That’s nice! All the computers are Dell precision towers with varying hardware config :slight_smile: My university has a frame contract for hardware with Dell, that’s why.

Regarding your questions and answers (total noob warning): Bright and Qlustar seem to somehow underly the OS. I didnt really figure out how the software stack looks like. Is it Cluster Manager > OS > workload manager? I expected more of an answer like “just install slurm/sge/etc. and youre good to go”. Whats the relation of a workload manager and a cluster manager? Pointing me to the answer is enough of an answer :wink: And do the two really work along windows with dual boot config?

We use ubuntu as OS for two reasons: 1) most people (including me) are familiar with deb based distros and 2) it is installable. Debian isn’t (keyboard freeze during install), Manjaro/Arch isn’t (fails to recognize partitions after install), no matter what I do - but I haven’t tried RedHat/Fedora etc. However for cluster purposes there is PXE available. These computers are divas :smiley:

Regarding ethernet: Thanks for the hint! I would have to talk to the university IT administration to get the switches upgraded in case I dont go for the daisy chain. Currently there are just 1Gb/s intel cards, but you’re right: at least used cards are rather cheap nowadays.

Head node: The computer I have in mind as head node is a Dell precision 7920 tower with 12 core xeon and 96GB RAM, but no hardware raid as far as I know. I think one could cram in some more hard drives and go for software raid, but there are also 1TB SSDs available which may be used for prefetching during idle times or so. The storage server is just a synology with 32 disks or so; I don’t know its capabilities. Also, what is best: taking the fastest computer as head node or keeping it among the workers?

Thanks again!

━━━━━━━━━━━━━━━━━━━━

** Written exercise 1 **
Can you write out the entire forum post about building a cluster from Dell workstations, word for word?

━━━━━━━━━━━━━━━━━━━━

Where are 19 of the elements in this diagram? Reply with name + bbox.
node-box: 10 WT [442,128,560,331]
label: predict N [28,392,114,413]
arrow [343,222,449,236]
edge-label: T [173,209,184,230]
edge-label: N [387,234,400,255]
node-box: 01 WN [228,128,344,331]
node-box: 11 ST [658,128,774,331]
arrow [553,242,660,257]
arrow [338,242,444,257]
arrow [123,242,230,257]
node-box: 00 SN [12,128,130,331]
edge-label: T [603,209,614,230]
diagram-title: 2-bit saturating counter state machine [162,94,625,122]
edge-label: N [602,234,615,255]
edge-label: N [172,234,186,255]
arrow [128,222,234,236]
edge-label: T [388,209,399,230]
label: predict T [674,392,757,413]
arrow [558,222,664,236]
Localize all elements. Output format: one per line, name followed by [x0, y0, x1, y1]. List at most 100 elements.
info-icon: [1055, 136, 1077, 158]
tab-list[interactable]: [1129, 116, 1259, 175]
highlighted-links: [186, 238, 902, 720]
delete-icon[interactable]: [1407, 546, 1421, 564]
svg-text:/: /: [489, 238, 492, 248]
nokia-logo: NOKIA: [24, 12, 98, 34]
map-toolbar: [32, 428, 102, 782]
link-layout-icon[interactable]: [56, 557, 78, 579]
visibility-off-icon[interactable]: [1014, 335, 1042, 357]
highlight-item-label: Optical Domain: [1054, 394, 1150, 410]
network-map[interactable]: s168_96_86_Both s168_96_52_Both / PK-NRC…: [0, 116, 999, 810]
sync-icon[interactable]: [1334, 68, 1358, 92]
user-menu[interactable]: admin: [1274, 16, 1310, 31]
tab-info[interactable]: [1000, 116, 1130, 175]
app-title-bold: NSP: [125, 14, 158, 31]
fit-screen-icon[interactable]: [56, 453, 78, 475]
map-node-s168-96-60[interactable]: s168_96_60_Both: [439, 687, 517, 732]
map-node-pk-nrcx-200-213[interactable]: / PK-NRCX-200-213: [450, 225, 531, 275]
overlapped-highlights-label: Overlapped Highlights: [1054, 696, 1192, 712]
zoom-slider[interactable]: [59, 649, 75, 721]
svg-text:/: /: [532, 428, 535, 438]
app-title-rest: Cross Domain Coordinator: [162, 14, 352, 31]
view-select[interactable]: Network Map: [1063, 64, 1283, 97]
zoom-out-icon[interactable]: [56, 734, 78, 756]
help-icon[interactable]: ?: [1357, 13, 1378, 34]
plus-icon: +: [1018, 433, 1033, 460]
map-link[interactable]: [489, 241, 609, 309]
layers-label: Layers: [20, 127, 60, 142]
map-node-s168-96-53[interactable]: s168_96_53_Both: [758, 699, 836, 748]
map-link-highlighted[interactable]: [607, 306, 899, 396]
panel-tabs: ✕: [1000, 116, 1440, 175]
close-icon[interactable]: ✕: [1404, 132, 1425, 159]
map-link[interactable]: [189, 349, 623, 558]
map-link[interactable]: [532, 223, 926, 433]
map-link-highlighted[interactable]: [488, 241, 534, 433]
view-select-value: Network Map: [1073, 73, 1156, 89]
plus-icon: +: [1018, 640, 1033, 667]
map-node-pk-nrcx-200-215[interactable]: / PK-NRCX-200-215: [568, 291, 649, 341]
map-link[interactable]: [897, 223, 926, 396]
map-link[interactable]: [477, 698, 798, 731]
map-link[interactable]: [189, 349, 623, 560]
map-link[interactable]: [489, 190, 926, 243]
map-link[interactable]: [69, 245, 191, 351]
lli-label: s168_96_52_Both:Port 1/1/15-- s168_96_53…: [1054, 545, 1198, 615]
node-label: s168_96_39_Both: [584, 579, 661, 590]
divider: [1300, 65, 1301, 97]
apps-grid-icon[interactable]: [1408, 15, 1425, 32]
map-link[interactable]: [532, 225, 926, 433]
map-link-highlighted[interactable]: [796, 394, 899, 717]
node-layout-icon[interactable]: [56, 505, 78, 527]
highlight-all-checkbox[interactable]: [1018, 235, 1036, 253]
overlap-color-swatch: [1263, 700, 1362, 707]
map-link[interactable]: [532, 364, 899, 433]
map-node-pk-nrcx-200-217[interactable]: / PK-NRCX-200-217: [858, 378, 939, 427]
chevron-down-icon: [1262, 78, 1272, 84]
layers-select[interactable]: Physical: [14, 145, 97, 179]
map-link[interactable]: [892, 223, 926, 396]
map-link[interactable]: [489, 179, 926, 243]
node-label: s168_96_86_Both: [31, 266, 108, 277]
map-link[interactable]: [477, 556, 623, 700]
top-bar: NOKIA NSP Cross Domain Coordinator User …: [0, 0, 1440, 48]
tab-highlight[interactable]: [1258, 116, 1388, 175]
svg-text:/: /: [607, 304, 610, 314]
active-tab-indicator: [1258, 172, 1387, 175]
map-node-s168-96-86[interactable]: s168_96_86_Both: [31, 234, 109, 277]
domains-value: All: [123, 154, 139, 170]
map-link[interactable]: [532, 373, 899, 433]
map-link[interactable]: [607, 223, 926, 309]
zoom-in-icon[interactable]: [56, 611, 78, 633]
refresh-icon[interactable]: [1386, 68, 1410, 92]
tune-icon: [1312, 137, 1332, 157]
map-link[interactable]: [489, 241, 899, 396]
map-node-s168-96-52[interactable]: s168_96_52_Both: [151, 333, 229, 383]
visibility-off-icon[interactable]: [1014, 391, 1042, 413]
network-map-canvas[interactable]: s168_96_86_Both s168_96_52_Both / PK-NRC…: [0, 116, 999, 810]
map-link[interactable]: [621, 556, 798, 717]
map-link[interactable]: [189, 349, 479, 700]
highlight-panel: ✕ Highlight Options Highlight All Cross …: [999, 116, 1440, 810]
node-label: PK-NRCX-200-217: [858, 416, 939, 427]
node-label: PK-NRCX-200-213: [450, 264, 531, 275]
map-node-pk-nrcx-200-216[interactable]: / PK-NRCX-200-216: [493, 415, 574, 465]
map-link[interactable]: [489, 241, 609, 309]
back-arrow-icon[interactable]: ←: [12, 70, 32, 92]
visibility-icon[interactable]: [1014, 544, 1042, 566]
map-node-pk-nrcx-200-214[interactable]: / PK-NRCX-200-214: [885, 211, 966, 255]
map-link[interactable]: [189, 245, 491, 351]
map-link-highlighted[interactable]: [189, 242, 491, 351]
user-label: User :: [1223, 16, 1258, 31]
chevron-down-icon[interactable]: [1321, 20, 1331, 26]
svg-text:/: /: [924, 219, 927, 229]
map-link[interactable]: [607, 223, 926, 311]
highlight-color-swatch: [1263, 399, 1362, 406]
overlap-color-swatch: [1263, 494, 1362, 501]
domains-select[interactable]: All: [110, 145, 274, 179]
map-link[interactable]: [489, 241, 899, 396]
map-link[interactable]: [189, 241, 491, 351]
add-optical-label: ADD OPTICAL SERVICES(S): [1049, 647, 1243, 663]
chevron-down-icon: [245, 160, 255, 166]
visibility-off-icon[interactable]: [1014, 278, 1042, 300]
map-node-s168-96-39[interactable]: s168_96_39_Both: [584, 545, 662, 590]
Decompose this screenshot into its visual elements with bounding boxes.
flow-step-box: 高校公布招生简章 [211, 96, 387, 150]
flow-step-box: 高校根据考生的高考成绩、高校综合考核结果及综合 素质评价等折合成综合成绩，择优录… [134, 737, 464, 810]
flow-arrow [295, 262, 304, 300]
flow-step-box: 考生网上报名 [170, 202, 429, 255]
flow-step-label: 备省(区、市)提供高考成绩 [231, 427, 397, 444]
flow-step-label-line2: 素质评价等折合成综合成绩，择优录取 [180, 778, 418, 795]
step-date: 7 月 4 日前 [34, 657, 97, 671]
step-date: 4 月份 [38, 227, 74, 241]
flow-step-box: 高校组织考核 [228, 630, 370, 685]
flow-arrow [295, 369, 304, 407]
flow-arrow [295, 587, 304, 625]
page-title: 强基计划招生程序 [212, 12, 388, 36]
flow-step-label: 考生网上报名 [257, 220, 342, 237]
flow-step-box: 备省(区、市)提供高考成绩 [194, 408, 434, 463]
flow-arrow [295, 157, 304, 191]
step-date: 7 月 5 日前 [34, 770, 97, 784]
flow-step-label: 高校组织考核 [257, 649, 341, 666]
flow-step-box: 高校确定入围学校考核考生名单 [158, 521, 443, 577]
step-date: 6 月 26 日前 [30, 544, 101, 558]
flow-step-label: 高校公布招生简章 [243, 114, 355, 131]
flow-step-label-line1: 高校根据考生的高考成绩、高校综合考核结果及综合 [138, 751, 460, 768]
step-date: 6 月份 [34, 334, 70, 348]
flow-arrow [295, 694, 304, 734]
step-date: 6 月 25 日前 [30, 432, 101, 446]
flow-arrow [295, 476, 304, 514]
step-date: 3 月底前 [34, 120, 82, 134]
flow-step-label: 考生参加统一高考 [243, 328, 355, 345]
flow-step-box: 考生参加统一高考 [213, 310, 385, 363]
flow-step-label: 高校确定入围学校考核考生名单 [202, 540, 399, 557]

━━━━━━━━━━━━━━━━━━━━

** Written exercise 2 **
Can you give back, unchanged, every line of the records from the very first one down to the line containing "699, 836, 748]", with both of those lines included and nothing else?

** Full solution 1 **
That’s nice! All the computers are Dell precision towers with varying hardware config :slight_smile: My university has a frame contract for hardware with Dell, that’s why.

Regarding your questions and answers (total noob warning): Bright and Qlustar seem to somehow underly the OS. I didnt really figure out how the software stack looks like. Is it Cluster Manager > OS > workload manager? I expected more of an answer like “just install slurm/sge/etc. and youre good to go”. Whats the relation of a workload manager and a cluster manager? Pointing me to the answer is enough of an answer :wink: And do the two really work along windows with dual boot config?

We use ubuntu as OS for two reasons: 1) most people (including me) are familiar with deb based distros and 2) it is installable. Debian isn’t (keyboard freeze during install), Manjaro/Arch isn’t (fails to recognize partitions after install), no matter what I do - but I haven’t tried RedHat/Fedora etc. However for cluster purposes there is PXE available. These computers are divas :smiley:

Regarding ethernet: Thanks for the hint! I would have to talk to the university IT administration to get the switches upgraded in case I dont go for the daisy chain. Currently there are just 1Gb/s intel cards, but you’re right: at least used cards are rather cheap nowadays.

Head node: The computer I have in mind as head node is a Dell precision 7920 tower with 12 core xeon and 96GB RAM, but no hardware raid as far as I know. I think one could cram in some more hard drives and go for software raid, but there are also 1TB SSDs available which may be used for prefetching during idle times or so. The storage server is just a synology with 32 disks or so; I don’t know its capabilities. Also, what is best: taking the fastest computer as head node or keeping it among the workers?

Thanks again!

** Full solution 2 **
Where are 19 of the elements in this diagram? Reply with name + bbox.
node-box: 10 WT [442,128,560,331]
label: predict N [28,392,114,413]
arrow [343,222,449,236]
edge-label: T [173,209,184,230]
edge-label: N [387,234,400,255]
node-box: 01 WN [228,128,344,331]
node-box: 11 ST [658,128,774,331]
arrow [553,242,660,257]
arrow [338,242,444,257]
arrow [123,242,230,257]
node-box: 00 SN [12,128,130,331]
edge-label: T [603,209,614,230]
diagram-title: 2-bit saturating counter state machine [162,94,625,122]
edge-label: N [602,234,615,255]
edge-label: N [172,234,186,255]
arrow [128,222,234,236]
edge-label: T [388,209,399,230]
label: predict T [674,392,757,413]
arrow [558,222,664,236]
Localize all elements. Output format: one per line, name followed by [x0, y0, x1, y1]. List at most 100 elements.
info-icon: [1055, 136, 1077, 158]
tab-list[interactable]: [1129, 116, 1259, 175]
highlighted-links: [186, 238, 902, 720]
delete-icon[interactable]: [1407, 546, 1421, 564]
svg-text:/: /: [489, 238, 492, 248]
nokia-logo: NOKIA: [24, 12, 98, 34]
map-toolbar: [32, 428, 102, 782]
link-layout-icon[interactable]: [56, 557, 78, 579]
visibility-off-icon[interactable]: [1014, 335, 1042, 357]
highlight-item-label: Optical Domain: [1054, 394, 1150, 410]
network-map[interactable]: s168_96_86_Both s168_96_52_Both / PK-NRC…: [0, 116, 999, 810]
sync-icon[interactable]: [1334, 68, 1358, 92]
user-menu[interactable]: admin: [1274, 16, 1310, 31]
tab-info[interactable]: [1000, 116, 1130, 175]
app-title-bold: NSP: [125, 14, 158, 31]
fit-screen-icon[interactable]: [56, 453, 78, 475]
map-node-s168-96-60[interactable]: s168_96_60_Both: [439, 687, 517, 732]
map-node-pk-nrcx-200-213[interactable]: / PK-NRCX-200-213: [450, 225, 531, 275]
overlapped-highlights-label: Overlapped Highlights: [1054, 696, 1192, 712]
zoom-slider[interactable]: [59, 649, 75, 721]
svg-text:/: /: [532, 428, 535, 438]
app-title-rest: Cross Domain Coordinator: [162, 14, 352, 31]
view-select[interactable]: Network Map: [1063, 64, 1283, 97]
zoom-out-icon[interactable]: [56, 734, 78, 756]
help-icon[interactable]: ?: [1357, 13, 1378, 34]
plus-icon: +: [1018, 433, 1033, 460]
map-link[interactable]: [489, 241, 609, 309]
layers-label: Layers: [20, 127, 60, 142]
map-node-s168-96-53[interactable]: s168_96_53_Both: [758, 699, 836, 748]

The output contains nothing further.